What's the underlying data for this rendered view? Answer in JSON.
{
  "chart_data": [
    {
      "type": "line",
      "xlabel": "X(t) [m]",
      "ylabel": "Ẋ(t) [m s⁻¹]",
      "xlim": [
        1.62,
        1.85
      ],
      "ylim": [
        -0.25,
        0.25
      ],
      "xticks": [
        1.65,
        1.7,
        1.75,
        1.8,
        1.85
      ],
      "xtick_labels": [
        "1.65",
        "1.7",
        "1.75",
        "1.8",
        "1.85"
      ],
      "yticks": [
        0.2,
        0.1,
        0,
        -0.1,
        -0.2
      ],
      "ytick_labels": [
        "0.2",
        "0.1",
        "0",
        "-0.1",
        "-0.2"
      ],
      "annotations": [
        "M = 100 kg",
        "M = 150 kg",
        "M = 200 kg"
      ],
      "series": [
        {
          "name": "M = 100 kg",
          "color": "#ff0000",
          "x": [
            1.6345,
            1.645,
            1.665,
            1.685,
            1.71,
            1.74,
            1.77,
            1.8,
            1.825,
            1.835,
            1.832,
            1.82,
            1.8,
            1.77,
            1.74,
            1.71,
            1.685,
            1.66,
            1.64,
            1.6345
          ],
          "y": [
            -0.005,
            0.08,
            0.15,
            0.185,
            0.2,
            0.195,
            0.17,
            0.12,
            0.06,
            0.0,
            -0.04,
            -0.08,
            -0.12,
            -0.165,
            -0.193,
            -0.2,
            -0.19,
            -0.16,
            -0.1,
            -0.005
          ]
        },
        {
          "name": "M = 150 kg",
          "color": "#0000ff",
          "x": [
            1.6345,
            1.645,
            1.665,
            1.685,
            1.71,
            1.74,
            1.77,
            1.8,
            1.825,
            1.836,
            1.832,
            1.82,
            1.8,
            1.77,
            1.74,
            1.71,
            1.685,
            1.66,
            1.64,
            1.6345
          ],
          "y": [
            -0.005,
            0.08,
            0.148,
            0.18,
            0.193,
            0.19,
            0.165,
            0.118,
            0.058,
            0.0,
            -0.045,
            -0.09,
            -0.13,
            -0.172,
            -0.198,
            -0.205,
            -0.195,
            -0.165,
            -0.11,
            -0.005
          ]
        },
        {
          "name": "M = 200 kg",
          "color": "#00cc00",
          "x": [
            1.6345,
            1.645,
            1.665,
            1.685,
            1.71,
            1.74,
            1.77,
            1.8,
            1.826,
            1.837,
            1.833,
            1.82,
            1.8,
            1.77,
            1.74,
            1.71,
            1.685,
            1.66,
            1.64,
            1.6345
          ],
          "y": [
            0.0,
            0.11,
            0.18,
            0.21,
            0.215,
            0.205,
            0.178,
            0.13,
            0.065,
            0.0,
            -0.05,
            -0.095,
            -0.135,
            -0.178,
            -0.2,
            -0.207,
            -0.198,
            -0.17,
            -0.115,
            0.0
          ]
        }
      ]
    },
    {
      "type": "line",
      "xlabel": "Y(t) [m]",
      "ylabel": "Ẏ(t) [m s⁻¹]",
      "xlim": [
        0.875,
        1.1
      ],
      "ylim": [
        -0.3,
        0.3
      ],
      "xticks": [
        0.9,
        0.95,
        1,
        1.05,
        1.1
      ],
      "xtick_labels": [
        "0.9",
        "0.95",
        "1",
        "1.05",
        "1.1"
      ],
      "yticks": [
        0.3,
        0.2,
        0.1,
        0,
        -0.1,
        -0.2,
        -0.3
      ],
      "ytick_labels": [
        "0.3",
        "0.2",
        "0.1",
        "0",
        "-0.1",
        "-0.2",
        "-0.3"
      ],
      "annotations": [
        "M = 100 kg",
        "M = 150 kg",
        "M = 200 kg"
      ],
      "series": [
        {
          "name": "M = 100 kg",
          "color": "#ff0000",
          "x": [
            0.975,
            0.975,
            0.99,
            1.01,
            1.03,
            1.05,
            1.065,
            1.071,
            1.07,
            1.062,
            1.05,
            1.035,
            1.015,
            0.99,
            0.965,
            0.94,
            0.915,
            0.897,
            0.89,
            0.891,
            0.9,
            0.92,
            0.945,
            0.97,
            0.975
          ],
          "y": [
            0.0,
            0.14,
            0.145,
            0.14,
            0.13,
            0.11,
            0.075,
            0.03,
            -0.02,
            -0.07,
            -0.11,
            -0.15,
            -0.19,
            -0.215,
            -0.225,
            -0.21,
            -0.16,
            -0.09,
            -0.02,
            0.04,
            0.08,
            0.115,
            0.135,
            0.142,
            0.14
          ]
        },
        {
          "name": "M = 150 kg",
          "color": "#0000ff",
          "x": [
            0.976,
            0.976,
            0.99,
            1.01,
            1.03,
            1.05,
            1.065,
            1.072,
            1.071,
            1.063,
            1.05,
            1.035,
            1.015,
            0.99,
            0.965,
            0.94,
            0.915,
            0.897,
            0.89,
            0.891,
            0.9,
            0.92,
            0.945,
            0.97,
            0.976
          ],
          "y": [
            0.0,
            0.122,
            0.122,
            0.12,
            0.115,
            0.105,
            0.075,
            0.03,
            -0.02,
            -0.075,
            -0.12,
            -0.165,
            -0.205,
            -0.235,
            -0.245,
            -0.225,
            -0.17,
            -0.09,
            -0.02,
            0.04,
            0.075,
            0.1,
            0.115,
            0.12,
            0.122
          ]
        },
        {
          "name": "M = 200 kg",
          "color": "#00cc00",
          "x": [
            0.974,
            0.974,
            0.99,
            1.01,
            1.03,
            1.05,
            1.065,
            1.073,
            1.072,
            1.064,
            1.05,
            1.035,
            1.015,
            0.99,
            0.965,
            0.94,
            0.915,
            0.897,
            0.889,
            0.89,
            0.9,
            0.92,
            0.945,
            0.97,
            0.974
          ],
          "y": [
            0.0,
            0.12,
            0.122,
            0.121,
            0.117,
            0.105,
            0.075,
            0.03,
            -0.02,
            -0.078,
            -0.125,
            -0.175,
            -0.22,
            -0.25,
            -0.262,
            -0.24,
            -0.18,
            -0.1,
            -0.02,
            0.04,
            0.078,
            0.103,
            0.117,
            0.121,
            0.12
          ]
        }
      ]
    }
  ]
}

◆ CHALLENGE
Repeat all of the records above exactly as they appear.

◆ TASK OUTPUT
What's the underlying data for this rendered view? Answer in JSON.
{
  "chart_data": [
    {
      "type": "line",
      "xlabel": "X(t) [m]",
      "ylabel": "Ẋ(t) [m s⁻¹]",
      "xlim": [
        1.62,
        1.85
      ],
      "ylim": [
        -0.25,
        0.25
      ],
      "xticks": [
        1.65,
        1.7,
        1.75,
        1.8,
        1.85
      ],
      "xtick_labels": [
        "1.65",
        "1.7",
        "1.75",
        "1.8",
        "1.85"
      ],
      "yticks": [
        0.2,
        0.1,
        0,
        -0.1,
        -0.2
      ],
      "ytick_labels": [
        "0.2",
        "0.1",
        "0",
        "-0.1",
        "-0.2"
      ],
      "annotations": [
        "M = 100 kg",
        "M = 150 kg",
        "M = 200 kg"
      ],
      "series": [
        {
          "name": "M = 100 kg",
          "color": "#ff0000",
          "x": [
            1.6345,
            1.645,
            1.665,
            1.685,
            1.71,
            1.74,
            1.77,
            1.8,
            1.825,
            1.835,
            1.832,
            1.82,
            1.8,
            1.77,
            1.74,
            1.71,
            1.685,
            1.66,
            1.64,
            1.6345
          ],
          "y": [
            -0.005,
            0.08,
            0.15,
            0.185,
            0.2,
            0.195,
            0.17,
            0.12,
            0.06,
            0.0,
            -0.04,
            -0.08,
            -0.12,
            -0.165,
            -0.193,
            -0.2,
            -0.19,
            -0.16,
            -0.1,
            -0.005
          ]
        },
        {
          "name": "M = 150 kg",
          "color": "#0000ff",
          "x": [
            1.6345,
            1.645,
            1.665,
            1.685,
            1.71,
            1.74,
            1.77,
            1.8,
            1.825,
            1.836,
            1.832,
            1.82,
            1.8,
            1.77,
            1.74,
            1.71,
            1.685,
            1.66,
            1.64,
            1.6345
          ],
          "y": [
            -0.005,
            0.08,
            0.148,
            0.18,
            0.193,
            0.19,
            0.165,
            0.118,
            0.058,
            0.0,
            -0.045,
            -0.09,
            -0.13,
            -0.172,
            -0.198,
            -0.205,
            -0.195,
            -0.165,
            -0.11,
            -0.005
          ]
        },
        {
          "name": "M = 200 kg",
          "color": "#00cc00",
          "x": [
            1.6345,
            1.645,
            1.665,
            1.685,
            1.71,
            1.74,
            1.77,
            1.8,
            1.826,
            1.837,
            1.833,
            1.82,
            1.8,
            1.77,
            1.74,
            1.71,
            1.685,
            1.66,
            1.64,
            1.6345
          ],
          "y": [
            0.0,
            0.11,
            0.18,
            0.21,
            0.215,
            0.205,
            0.178,
            0.13,
            0.065,
            0.0,
            -0.05,
            -0.095,
            -0.135,
            -0.178,
            -0.2,
            -0.207,
            -0.198,
            -0.17,
            -0.115,
            0.0
          ]
        }
      ]
    },
    {
      "type": "line",
      "xlabel": "Y(t) [m]",
      "ylabel": "Ẏ(t) [m s⁻¹]",
      "xlim": [
        0.875,
        1.1
      ],
      "ylim": [
        -0.3,
        0.3
      ],
      "xticks": [
        0.9,
        0.95,
        1,
        1.05,
        1.1
      ],
      "xtick_labels": [
        "0.9",
        "0.95",
        "1",
        "1.05",
        "1.1"
      ],
      "yticks": [
        0.3,
        0.2,
        0.1,
        0,
        -0.1,
        -0.2,
        -0.3
      ],
      "ytick_labels": [
        "0.3",
        "0.2",
        "0.1",
        "0",
        "-0.1",
        "-0.2",
        "-0.3"
      ],
      "annotations": [
        "M = 100 kg",
        "M = 150 kg",
        "M = 200 kg"
      ],
      "series": [
        {
          "name": "M = 100 kg",
          "color": "#ff0000",
          "x": [
            0.975,
            0.975,
            0.99,
            1.01,
            1.03,
            1.05,
            1.065,
            1.071,
            1.07,
            1.062,
            1.05,
            1.035,
            1.015,
            0.99,
            0.965,
            0.94,
            0.915,
            0.897,
            0.89,
            0.891,
            0.9,
            0.92,
            0.945,
            0.97,
            0.975
          ],
          "y": [
            0.0,
            0.14,
            0.145,
            0.14,
            0.13,
            0.11,
            0.075,
            0.03,
            -0.02,
            -0.07,
            -0.11,
            -0.15,
            -0.19,
            -0.215,
            -0.225,
            -0.21,
            -0.16,
            -0.09,
            -0.02,
            0.04,
            0.08,
            0.115,
            0.135,
            0.142,
            0.14
          ]
        },
        {
          "name": "M = 150 kg",
          "color": "#0000ff",
          "x": [
            0.976,
            0.976,
            0.99,
            1.01,
            1.03,
            1.05,
            1.065,
            1.072,
            1.071,
            1.063,
            1.05,
            1.035,
            1.015,
            0.99,
            0.965,
            0.94,
            0.915,
            0.897,
            0.89,
            0.891,
            0.9,
            0.92,
            0.945,
            0.97,
            0.976
          ],
          "y": [
            0.0,
            0.122,
            0.122,
            0.12,
            0.115,
            0.105,
            0.075,
            0.03,
            -0.02,
            -0.075,
            -0.12,
            -0.165,
            -0.205,
            -0.235,
            -0.245,
            -0.225,
            -0.17,
            -0.09,
            -0.02,
            0.04,
            0.075,
            0.1,
            0.115,
            0.12,
            0.122
          ]
        },
        {
          "name": "M = 200 kg",
          "color": "#00cc00",
          "x": [
            0.974,
            0.974,
            0.99,
            1.01,
            1.03,
            1.05,
            1.065,
            1.073,
            1.072,
            1.064,
            1.05,
            1.035,
            1.015,
            0.99,
            0.965,
            0.94,
            0.915,
            0.897,
            0.889,
            0.89,
            0.9,
            0.92,
            0.945,
            0.97,
            0.974
          ],
          "y": [
            0.0,
            0.12,
            0.122,
            0.121,
            0.117,
            0.105,
            0.075,
            0.03,
            -0.02,
            -0.078,
            -0.125,
            -0.175,
            -0.22,
            -0.25,
            -0.262,
            -0.24,
            -0.18,
            -0.1,
            -0.02,
            0.04,
            0.078,
            0.103,
            0.117,
            0.121,
            0.12
          ]
        }
      ]
    }
  ]
}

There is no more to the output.